▸ PROMPT:
Pictures stay out; everything else in the records below is copied exactly.

▸ EXTRACTED INFORMATION:
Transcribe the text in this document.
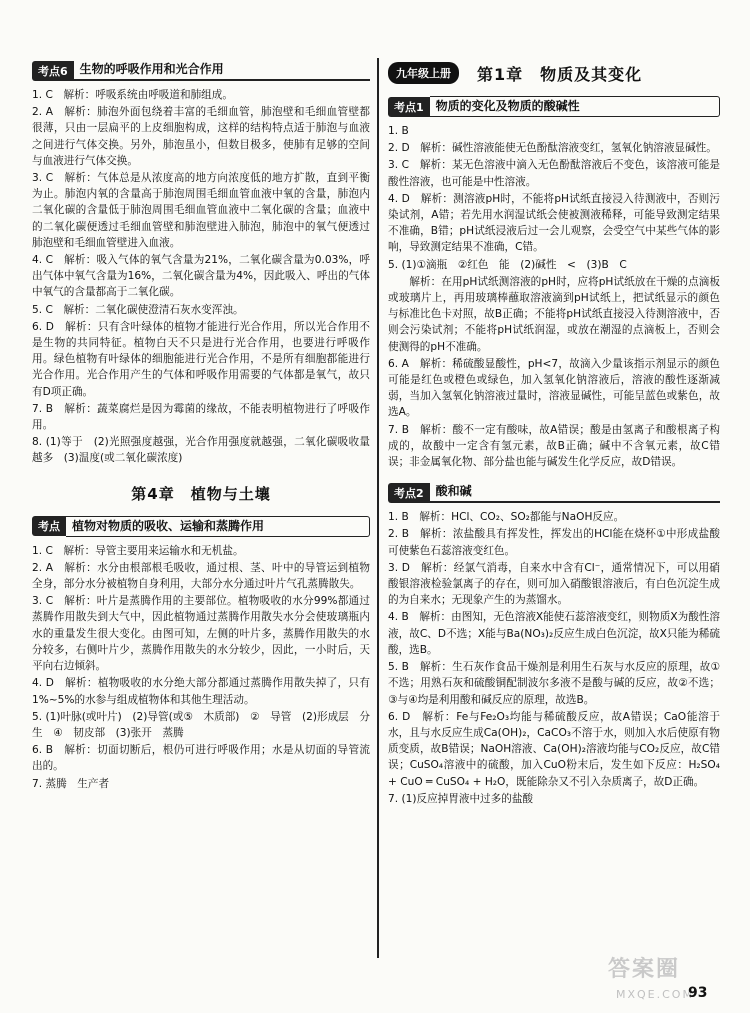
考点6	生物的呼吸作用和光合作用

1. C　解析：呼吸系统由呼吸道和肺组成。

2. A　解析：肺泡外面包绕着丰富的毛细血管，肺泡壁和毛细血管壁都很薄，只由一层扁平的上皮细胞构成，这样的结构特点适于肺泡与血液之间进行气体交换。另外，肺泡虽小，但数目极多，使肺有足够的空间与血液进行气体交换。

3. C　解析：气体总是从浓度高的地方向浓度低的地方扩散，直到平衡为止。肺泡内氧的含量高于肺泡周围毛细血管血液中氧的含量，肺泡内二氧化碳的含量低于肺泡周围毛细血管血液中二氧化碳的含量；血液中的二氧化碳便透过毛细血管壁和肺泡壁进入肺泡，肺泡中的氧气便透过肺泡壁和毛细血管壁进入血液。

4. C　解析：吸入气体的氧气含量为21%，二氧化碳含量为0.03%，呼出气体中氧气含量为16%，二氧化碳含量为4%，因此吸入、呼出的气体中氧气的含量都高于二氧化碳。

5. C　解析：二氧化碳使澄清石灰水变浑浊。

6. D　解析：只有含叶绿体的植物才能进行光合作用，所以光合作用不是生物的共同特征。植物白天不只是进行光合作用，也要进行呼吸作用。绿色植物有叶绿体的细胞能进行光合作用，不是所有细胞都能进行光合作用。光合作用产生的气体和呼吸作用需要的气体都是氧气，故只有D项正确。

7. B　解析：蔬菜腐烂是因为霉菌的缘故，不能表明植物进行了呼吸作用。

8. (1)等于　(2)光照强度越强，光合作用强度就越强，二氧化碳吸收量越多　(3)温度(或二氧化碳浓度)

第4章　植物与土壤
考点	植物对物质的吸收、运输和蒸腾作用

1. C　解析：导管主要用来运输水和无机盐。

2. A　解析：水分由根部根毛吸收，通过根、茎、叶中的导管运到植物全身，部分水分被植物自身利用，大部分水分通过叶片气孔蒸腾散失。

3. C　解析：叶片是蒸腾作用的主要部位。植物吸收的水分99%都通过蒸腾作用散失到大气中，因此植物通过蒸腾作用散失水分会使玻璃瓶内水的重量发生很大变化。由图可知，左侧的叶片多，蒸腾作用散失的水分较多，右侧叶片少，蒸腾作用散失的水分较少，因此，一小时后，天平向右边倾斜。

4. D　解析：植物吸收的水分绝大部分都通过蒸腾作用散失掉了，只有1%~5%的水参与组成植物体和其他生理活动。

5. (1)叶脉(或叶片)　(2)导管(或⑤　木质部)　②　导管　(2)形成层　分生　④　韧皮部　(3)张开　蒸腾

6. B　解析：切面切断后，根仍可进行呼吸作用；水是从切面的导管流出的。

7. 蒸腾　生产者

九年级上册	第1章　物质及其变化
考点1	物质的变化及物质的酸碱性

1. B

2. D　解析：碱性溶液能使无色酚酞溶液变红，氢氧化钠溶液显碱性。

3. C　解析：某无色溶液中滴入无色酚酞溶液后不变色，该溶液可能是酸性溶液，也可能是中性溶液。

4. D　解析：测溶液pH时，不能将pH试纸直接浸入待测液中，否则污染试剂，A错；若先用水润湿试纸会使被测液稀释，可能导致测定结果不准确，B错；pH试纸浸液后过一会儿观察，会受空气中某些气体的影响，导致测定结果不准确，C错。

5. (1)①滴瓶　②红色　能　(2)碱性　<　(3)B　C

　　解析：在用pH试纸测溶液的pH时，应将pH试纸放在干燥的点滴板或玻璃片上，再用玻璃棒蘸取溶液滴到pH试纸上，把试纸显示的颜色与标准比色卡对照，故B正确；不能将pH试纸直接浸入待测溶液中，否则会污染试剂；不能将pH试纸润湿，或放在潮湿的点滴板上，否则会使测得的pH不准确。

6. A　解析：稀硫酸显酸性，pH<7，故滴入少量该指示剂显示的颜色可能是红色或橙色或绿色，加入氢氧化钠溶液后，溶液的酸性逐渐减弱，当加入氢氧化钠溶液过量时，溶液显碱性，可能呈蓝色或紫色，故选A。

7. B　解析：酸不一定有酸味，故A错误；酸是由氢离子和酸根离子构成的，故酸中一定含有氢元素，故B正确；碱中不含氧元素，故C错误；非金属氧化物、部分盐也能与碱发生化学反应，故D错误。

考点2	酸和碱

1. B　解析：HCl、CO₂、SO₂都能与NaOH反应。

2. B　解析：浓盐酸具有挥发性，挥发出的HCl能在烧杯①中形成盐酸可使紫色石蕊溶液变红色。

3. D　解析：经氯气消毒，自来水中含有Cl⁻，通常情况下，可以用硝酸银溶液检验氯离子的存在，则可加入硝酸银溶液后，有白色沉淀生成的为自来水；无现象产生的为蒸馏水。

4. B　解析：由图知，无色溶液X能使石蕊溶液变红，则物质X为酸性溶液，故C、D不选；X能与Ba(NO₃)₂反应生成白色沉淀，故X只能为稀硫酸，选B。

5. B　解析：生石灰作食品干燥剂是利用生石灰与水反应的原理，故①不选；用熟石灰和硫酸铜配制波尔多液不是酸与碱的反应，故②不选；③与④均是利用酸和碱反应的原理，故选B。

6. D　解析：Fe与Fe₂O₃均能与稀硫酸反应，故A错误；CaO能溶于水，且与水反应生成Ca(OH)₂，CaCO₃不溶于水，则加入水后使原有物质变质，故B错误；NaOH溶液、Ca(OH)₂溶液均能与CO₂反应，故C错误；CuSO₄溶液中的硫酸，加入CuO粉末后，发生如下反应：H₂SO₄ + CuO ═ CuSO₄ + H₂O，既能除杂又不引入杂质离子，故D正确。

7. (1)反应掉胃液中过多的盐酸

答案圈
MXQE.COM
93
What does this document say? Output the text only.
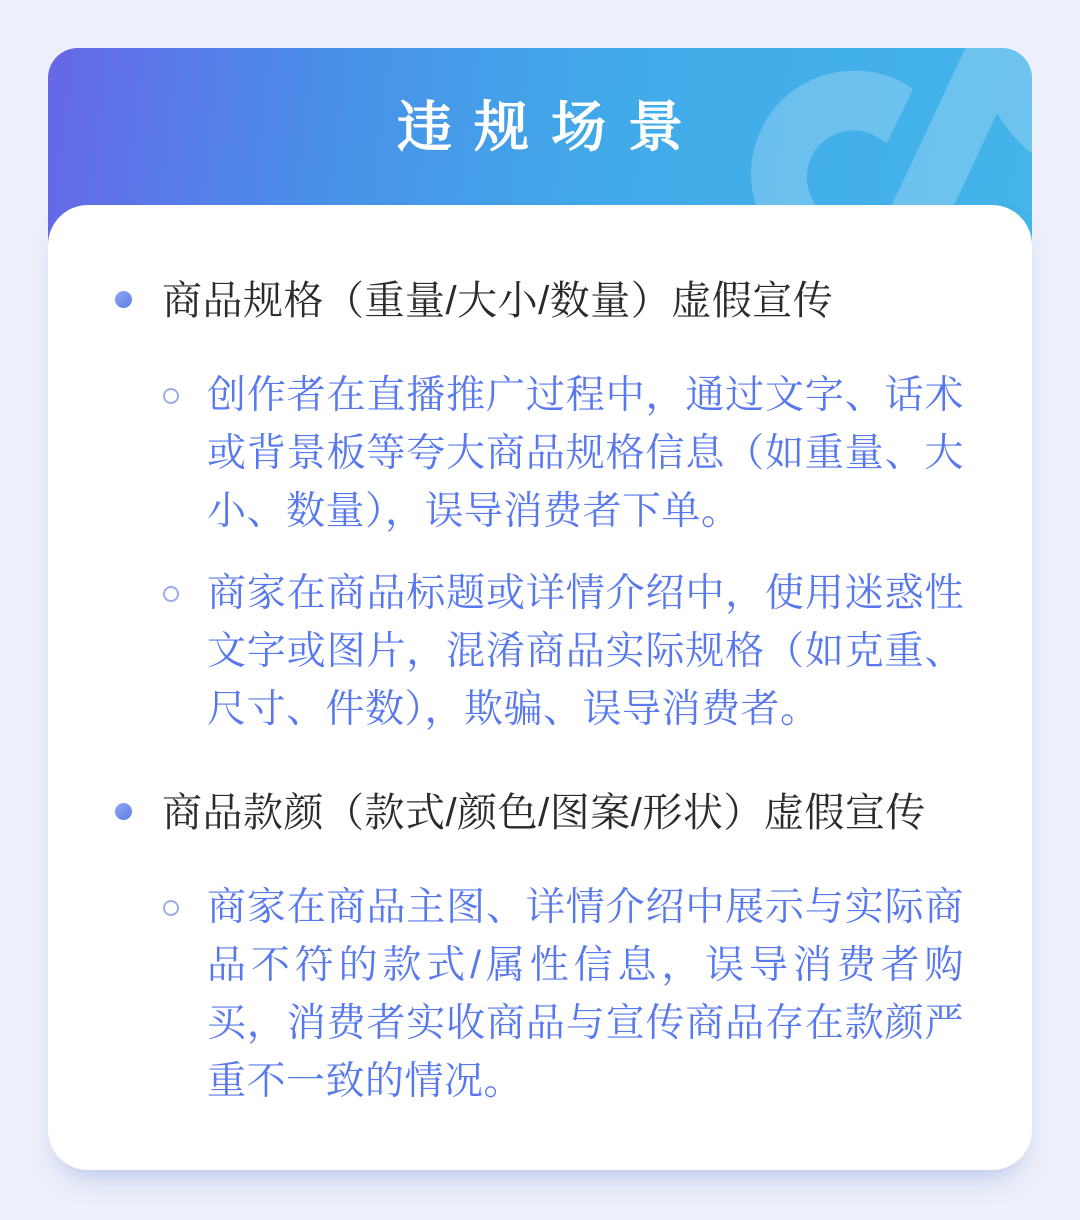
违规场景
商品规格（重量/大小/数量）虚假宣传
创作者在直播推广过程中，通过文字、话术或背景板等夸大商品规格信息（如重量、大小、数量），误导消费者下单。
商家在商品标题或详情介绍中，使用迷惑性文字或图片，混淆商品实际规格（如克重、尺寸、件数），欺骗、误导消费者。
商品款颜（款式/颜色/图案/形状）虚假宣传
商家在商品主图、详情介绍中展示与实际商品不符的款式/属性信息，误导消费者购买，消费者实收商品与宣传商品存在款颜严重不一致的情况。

▸ THE OUTPUT:
Transcribe the text in this document.
考点6	生物的呼吸作用和光合作用

1. C　解析：呼吸系统由呼吸道和肺组成。

2. A　解析：肺泡外面包绕着丰富的毛细血管，肺泡壁和毛细血管壁都很薄，只由一层扁平的上皮细胞构成，这样的结构特点适于肺泡与血液之间进行气体交换。另外，肺泡虽小，但数目极多，使肺有足够的空间与血液进行气体交换。

3. C　解析：气体总是从浓度高的地方向浓度低的地方扩散，直到平衡为止。肺泡内氧的含量高于肺泡周围毛细血管血液中氧的含量，肺泡内二氧化碳的含量低于肺泡周围毛细血管血液中二氧化碳的含量；血液中的二氧化碳便透过毛细血管壁和肺泡壁进入肺泡，肺泡中的氧气便透过肺泡壁和毛细血管壁进入血液。

4. C　解析：吸入气体的氧气含量为21%，二氧化碳含量为0.03%，呼出气体中氧气含量为16%，二氧化碳含量为4%，因此吸入、呼出的气体中氧气的含量都高于二氧化碳。

5. C　解析：二氧化碳使澄清石灰水变浑浊。

6. D　解析：只有含叶绿体的植物才能进行光合作用，所以光合作用不是生物的共同特征。植物白天不只是进行光合作用，也要进行呼吸作用。绿色植物有叶绿体的细胞能进行光合作用，不是所有细胞都能进行光合作用。光合作用产生的气体和呼吸作用需要的气体都是氧气，故只有D项正确。

7. B　解析：蔬菜腐烂是因为霉菌的缘故，不能表明植物进行了呼吸作用。

8. (1)等于　(2)光照强度越强，光合作用强度就越强，二氧化碳吸收量越多　(3)温度(或二氧化碳浓度)

第4章　植物与土壤
考点	植物对物质的吸收、运输和蒸腾作用

1. C　解析：导管主要用来运输水和无机盐。

2. A　解析：水分由根部根毛吸收，通过根、茎、叶中的导管运到植物全身，部分水分被植物自身利用，大部分水分通过叶片气孔蒸腾散失。

3. C　解析：叶片是蒸腾作用的主要部位。植物吸收的水分99%都通过蒸腾作用散失到大气中，因此植物通过蒸腾作用散失水分会使玻璃瓶内水的重量发生很大变化。由图可知，左侧的叶片多，蒸腾作用散失的水分较多，右侧叶片少，蒸腾作用散失的水分较少，因此，一小时后，天平向右边倾斜。

4. D　解析：植物吸收的水分绝大部分都通过蒸腾作用散失掉了，只有1%~5%的水参与组成植物体和其他生理活动。

5. (1)叶脉(或叶片)　(2)导管(或⑤　木质部)　②　导管　(2)形成层　分生　④　韧皮部　(3)张开　蒸腾

6. B　解析：切面切断后，根仍可进行呼吸作用；水是从切面的导管流出的。

7. 蒸腾　生产者

九年级上册	第1章　物质及其变化
考点1	物质的变化及物质的酸碱性

1. B

2. D　解析：碱性溶液能使无色酚酞溶液变红，氢氧化钠溶液显碱性。

3. C　解析：某无色溶液中滴入无色酚酞溶液后不变色，该溶液可能是酸性溶液，也可能是中性溶液。

4. D　解析：测溶液pH时，不能将pH试纸直接浸入待测液中，否则污染试剂，A错；若先用水润湿试纸会使被测液稀释，可能导致测定结果不准确，B错；pH试纸浸液后过一会儿观察，会受空气中某些气体的影响，导致测定结果不准确，C错。

5. (1)①滴瓶　②红色　能　(2)碱性　<　(3)B　C

　　解析：在用pH试纸测溶液的pH时，应将pH试纸放在干燥的点滴板或玻璃片上，再用玻璃棒蘸取溶液滴到pH试纸上，把试纸显示的颜色与标准比色卡对照，故B正确；不能将pH试纸直接浸入待测溶液中，否则会污染试剂；不能将pH试纸润湿，或放在潮湿的点滴板上，否则会使测得的pH不准确。

6. A　解析：稀硫酸显酸性，pH<7，故滴入少量该指示剂显示的颜色可能是红色或橙色或绿色，加入氢氧化钠溶液后，溶液的酸性逐渐减弱，当加入氢氧化钠溶液过量时，溶液显碱性，可能呈蓝色或紫色，故选A。

7. B　解析：酸不一定有酸味，故A错误；酸是由氢离子和酸根离子构成的，故酸中一定含有氢元素，故B正确；碱中不含氧元素，故C错误；非金属氧化物、部分盐也能与碱发生化学反应，故D错误。

考点2	酸和碱

1. B　解析：HCl、CO₂、SO₂都能与NaOH反应。

2. B　解析：浓盐酸具有挥发性，挥发出的HCl能在烧杯①中形成盐酸可使紫色石蕊溶液变红色。

3. D　解析：经氯气消毒，自来水中含有Cl⁻，通常情况下，可以用硝酸银溶液检验氯离子的存在，则可加入硝酸银溶液后，有白色沉淀生成的为自来水；无现象产生的为蒸馏水。

4. B　解析：由图知，无色溶液X能使石蕊溶液变红，则物质X为酸性溶液，故C、D不选；X能与Ba(NO₃)₂反应生成白色沉淀，故X只能为稀硫酸，选B。

5. B　解析：生石灰作食品干燥剂是利用生石灰与水反应的原理，故①不选；用熟石灰和硫酸铜配制波尔多液不是酸与碱的反应，故②不选；③与④均是利用酸和碱反应的原理，故选B。

6. D　解析：Fe与Fe₂O₃均能与稀硫酸反应，故A错误；CaO能溶于水，且与水反应生成Ca(OH)₂，CaCO₃不溶于水，则加入水后使原有物质变质，故B错误；NaOH溶液、Ca(OH)₂溶液均能与CO₂反应，故C错误；CuSO₄溶液中的硫酸，加入CuO粉末后，发生如下反应：H₂SO₄ + CuO ═ CuSO₄ + H₂O，既能除杂又不引入杂质离子，故D正确。

7. (1)反应掉胃液中过多的盐酸

答案圈
MXQE.COM
93
What does this document say? Output the text only.
违规场景
商品规格（重量/大小/数量）虚假宣传
创作者在直播推广过程中，通过文字、话术或背景板等夸大商品规格信息（如重量、大小、数量），误导消费者下单。
商家在商品标题或详情介绍中，使用迷惑性文字或图片，混淆商品实际规格（如克重、尺寸、件数），欺骗、误导消费者。
商品款颜（款式/颜色/图案/形状）虚假宣传
商家在商品主图、详情介绍中展示与实际商品不符的款式/属性信息，误导消费者购买，消费者实收商品与宣传商品存在款颜严重不一致的情况。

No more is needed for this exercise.